OBJECTIVE.
Transcribe each of the records below exactly, excluding all pictures.

TASK MATERIAL.
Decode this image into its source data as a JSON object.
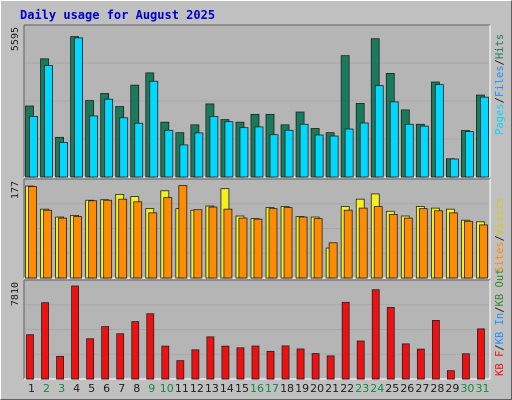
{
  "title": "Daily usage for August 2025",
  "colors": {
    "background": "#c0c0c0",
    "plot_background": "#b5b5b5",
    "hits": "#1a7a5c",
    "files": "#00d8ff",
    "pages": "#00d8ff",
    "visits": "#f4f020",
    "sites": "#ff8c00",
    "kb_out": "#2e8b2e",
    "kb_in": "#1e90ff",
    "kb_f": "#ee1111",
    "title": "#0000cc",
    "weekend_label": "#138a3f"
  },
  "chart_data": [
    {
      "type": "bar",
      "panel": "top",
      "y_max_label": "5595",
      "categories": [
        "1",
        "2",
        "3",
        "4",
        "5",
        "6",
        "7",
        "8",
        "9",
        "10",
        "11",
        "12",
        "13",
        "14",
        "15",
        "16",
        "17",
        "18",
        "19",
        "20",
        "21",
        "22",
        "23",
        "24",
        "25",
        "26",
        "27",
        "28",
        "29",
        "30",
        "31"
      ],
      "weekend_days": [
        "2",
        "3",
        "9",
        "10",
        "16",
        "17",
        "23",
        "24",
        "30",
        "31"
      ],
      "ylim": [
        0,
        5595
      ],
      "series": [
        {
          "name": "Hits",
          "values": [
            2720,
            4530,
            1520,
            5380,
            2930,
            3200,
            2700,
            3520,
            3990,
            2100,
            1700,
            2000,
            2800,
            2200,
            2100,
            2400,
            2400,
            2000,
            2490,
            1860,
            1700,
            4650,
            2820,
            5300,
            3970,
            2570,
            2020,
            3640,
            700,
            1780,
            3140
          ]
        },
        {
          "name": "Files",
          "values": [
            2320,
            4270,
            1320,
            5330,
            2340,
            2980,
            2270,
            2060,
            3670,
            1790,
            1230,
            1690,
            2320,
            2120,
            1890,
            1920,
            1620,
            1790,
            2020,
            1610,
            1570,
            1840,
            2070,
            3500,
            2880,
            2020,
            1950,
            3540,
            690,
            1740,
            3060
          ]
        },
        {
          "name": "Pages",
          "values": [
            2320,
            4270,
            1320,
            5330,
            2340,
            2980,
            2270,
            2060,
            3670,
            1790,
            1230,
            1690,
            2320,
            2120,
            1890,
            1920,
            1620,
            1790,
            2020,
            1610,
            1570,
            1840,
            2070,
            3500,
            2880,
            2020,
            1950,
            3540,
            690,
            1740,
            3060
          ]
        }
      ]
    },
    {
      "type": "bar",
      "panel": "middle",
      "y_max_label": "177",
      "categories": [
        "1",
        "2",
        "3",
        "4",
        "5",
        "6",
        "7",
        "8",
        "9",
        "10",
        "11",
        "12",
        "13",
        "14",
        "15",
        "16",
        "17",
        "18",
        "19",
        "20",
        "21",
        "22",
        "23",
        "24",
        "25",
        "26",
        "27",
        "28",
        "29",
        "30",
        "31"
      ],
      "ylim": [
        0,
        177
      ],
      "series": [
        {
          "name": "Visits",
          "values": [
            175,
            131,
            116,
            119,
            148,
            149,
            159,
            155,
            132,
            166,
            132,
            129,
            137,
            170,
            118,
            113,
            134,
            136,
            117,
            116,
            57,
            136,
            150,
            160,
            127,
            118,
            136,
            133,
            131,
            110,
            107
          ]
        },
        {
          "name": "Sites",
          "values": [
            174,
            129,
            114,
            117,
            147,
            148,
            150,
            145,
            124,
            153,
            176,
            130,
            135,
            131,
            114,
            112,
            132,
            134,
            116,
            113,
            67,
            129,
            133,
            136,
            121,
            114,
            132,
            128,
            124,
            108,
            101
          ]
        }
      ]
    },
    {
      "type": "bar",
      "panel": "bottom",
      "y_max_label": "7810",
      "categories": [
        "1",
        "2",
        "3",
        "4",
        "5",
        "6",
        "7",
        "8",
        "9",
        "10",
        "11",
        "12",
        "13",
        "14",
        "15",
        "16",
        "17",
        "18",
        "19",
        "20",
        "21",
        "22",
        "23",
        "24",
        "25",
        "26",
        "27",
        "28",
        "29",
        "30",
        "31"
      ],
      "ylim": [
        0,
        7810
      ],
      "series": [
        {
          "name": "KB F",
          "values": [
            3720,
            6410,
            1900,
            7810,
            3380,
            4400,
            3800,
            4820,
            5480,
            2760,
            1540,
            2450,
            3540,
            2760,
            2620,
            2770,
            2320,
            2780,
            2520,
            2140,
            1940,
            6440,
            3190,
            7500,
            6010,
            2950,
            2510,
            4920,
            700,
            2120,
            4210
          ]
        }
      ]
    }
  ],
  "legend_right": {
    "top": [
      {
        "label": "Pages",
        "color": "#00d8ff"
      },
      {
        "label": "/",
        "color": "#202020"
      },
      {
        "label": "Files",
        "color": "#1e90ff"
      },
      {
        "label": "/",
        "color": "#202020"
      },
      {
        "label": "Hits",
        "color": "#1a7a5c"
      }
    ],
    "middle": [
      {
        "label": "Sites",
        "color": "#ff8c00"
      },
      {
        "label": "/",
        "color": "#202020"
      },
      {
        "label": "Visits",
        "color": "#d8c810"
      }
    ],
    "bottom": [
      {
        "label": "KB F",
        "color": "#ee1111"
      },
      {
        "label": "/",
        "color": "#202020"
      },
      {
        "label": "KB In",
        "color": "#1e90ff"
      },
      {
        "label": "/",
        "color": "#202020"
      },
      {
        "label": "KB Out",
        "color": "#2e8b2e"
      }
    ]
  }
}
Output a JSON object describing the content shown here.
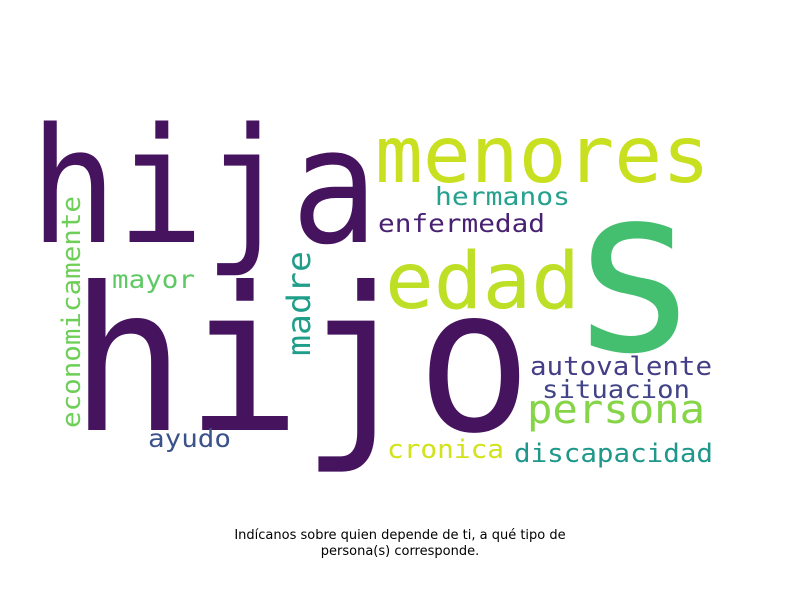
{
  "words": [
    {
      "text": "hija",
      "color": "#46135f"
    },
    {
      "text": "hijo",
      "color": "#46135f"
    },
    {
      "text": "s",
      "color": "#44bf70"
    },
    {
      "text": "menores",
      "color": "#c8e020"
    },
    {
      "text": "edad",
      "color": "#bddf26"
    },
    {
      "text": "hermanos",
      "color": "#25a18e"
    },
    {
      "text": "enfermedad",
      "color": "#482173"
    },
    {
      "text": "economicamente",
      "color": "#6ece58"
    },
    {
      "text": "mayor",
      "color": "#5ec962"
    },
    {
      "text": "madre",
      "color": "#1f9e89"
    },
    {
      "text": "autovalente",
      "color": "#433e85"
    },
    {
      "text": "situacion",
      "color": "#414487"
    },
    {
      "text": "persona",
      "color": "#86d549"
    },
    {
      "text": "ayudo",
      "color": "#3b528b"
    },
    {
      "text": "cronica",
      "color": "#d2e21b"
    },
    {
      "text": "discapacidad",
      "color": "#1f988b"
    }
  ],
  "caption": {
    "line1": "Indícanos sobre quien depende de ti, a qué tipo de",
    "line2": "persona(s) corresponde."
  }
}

RESULT OF THE TASK.
Decode this image into its source data as a JSON object.
{
  "title": "Daily usage for August 2025",
  "colors": {
    "background": "#c0c0c0",
    "plot_background": "#b5b5b5",
    "hits": "#1a7a5c",
    "files": "#00d8ff",
    "pages": "#00d8ff",
    "visits": "#f4f020",
    "sites": "#ff8c00",
    "kb_out": "#2e8b2e",
    "kb_in": "#1e90ff",
    "kb_f": "#ee1111",
    "title": "#0000cc",
    "weekend_label": "#138a3f"
  },
  "chart_data": [
    {
      "type": "bar",
      "panel": "top",
      "y_max_label": "5595",
      "categories": [
        "1",
        "2",
        "3",
        "4",
        "5",
        "6",
        "7",
        "8",
        "9",
        "10",
        "11",
        "12",
        "13",
        "14",
        "15",
        "16",
        "17",
        "18",
        "19",
        "20",
        "21",
        "22",
        "23",
        "24",
        "25",
        "26",
        "27",
        "28",
        "29",
        "30",
        "31"
      ],
      "weekend_days": [
        "2",
        "3",
        "9",
        "10",
        "16",
        "17",
        "23",
        "24",
        "30",
        "31"
      ],
      "ylim": [
        0,
        5595
      ],
      "series": [
        {
          "name": "Hits",
          "values": [
            2720,
            4530,
            1520,
            5380,
            2930,
            3200,
            2700,
            3520,
            3990,
            2100,
            1700,
            2000,
            2800,
            2200,
            2100,
            2400,
            2400,
            2000,
            2490,
            1860,
            1700,
            4650,
            2820,
            5300,
            3970,
            2570,
            2020,
            3640,
            700,
            1780,
            3140
          ]
        },
        {
          "name": "Files",
          "values": [
            2320,
            4270,
            1320,
            5330,
            2340,
            2980,
            2270,
            2060,
            3670,
            1790,
            1230,
            1690,
            2320,
            2120,
            1890,
            1920,
            1620,
            1790,
            2020,
            1610,
            1570,
            1840,
            2070,
            3500,
            2880,
            2020,
            1950,
            3540,
            690,
            1740,
            3060
          ]
        },
        {
          "name": "Pages",
          "values": [
            2320,
            4270,
            1320,
            5330,
            2340,
            2980,
            2270,
            2060,
            3670,
            1790,
            1230,
            1690,
            2320,
            2120,
            1890,
            1920,
            1620,
            1790,
            2020,
            1610,
            1570,
            1840,
            2070,
            3500,
            2880,
            2020,
            1950,
            3540,
            690,
            1740,
            3060
          ]
        }
      ]
    },
    {
      "type": "bar",
      "panel": "middle",
      "y_max_label": "177",
      "categories": [
        "1",
        "2",
        "3",
        "4",
        "5",
        "6",
        "7",
        "8",
        "9",
        "10",
        "11",
        "12",
        "13",
        "14",
        "15",
        "16",
        "17",
        "18",
        "19",
        "20",
        "21",
        "22",
        "23",
        "24",
        "25",
        "26",
        "27",
        "28",
        "29",
        "30",
        "31"
      ],
      "ylim": [
        0,
        177
      ],
      "series": [
        {
          "name": "Visits",
          "values": [
            175,
            131,
            116,
            119,
            148,
            149,
            159,
            155,
            132,
            166,
            132,
            129,
            137,
            170,
            118,
            113,
            134,
            136,
            117,
            116,
            57,
            136,
            150,
            160,
            127,
            118,
            136,
            133,
            131,
            110,
            107
          ]
        },
        {
          "name": "Sites",
          "values": [
            174,
            129,
            114,
            117,
            147,
            148,
            150,
            145,
            124,
            153,
            176,
            130,
            135,
            131,
            114,
            112,
            132,
            134,
            116,
            113,
            67,
            129,
            133,
            136,
            121,
            114,
            132,
            128,
            124,
            108,
            101
          ]
        }
      ]
    },
    {
      "type": "bar",
      "panel": "bottom",
      "y_max_label": "7810",
      "categories": [
        "1",
        "2",
        "3",
        "4",
        "5",
        "6",
        "7",
        "8",
        "9",
        "10",
        "11",
        "12",
        "13",
        "14",
        "15",
        "16",
        "17",
        "18",
        "19",
        "20",
        "21",
        "22",
        "23",
        "24",
        "25",
        "26",
        "27",
        "28",
        "29",
        "30",
        "31"
      ],
      "ylim": [
        0,
        7810
      ],
      "series": [
        {
          "name": "KB F",
          "values": [
            3720,
            6410,
            1900,
            7810,
            3380,
            4400,
            3800,
            4820,
            5480,
            2760,
            1540,
            2450,
            3540,
            2760,
            2620,
            2770,
            2320,
            2780,
            2520,
            2140,
            1940,
            6440,
            3190,
            7500,
            6010,
            2950,
            2510,
            4920,
            700,
            2120,
            4210
          ]
        }
      ]
    }
  ],
  "legend_right": {
    "top": [
      {
        "label": "Pages",
        "color": "#00d8ff"
      },
      {
        "label": "/",
        "color": "#202020"
      },
      {
        "label": "Files",
        "color": "#1e90ff"
      },
      {
        "label": "/",
        "color": "#202020"
      },
      {
        "label": "Hits",
        "color": "#1a7a5c"
      }
    ],
    "middle": [
      {
        "label": "Sites",
        "color": "#ff8c00"
      },
      {
        "label": "/",
        "color": "#202020"
      },
      {
        "label": "Visits",
        "color": "#d8c810"
      }
    ],
    "bottom": [
      {
        "label": "KB F",
        "color": "#ee1111"
      },
      {
        "label": "/",
        "color": "#202020"
      },
      {
        "label": "KB In",
        "color": "#1e90ff"
      },
      {
        "label": "/",
        "color": "#202020"
      },
      {
        "label": "KB Out",
        "color": "#2e8b2e"
      }
    ]
  }
}
Output a JSON object describing the content shown here.
{
  "words": [
    {
      "text": "hija",
      "color": "#46135f"
    },
    {
      "text": "hijo",
      "color": "#46135f"
    },
    {
      "text": "s",
      "color": "#44bf70"
    },
    {
      "text": "menores",
      "color": "#c8e020"
    },
    {
      "text": "edad",
      "color": "#bddf26"
    },
    {
      "text": "hermanos",
      "color": "#25a18e"
    },
    {
      "text": "enfermedad",
      "color": "#482173"
    },
    {
      "text": "economicamente",
      "color": "#6ece58"
    },
    {
      "text": "mayor",
      "color": "#5ec962"
    },
    {
      "text": "madre",
      "color": "#1f9e89"
    },
    {
      "text": "autovalente",
      "color": "#433e85"
    },
    {
      "text": "situacion",
      "color": "#414487"
    },
    {
      "text": "persona",
      "color": "#86d549"
    },
    {
      "text": "ayudo",
      "color": "#3b528b"
    },
    {
      "text": "cronica",
      "color": "#d2e21b"
    },
    {
      "text": "discapacidad",
      "color": "#1f988b"
    }
  ],
  "caption": {
    "line1": "Indícanos sobre quien depende de ti, a qué tipo de",
    "line2": "persona(s) corresponde."
  }
}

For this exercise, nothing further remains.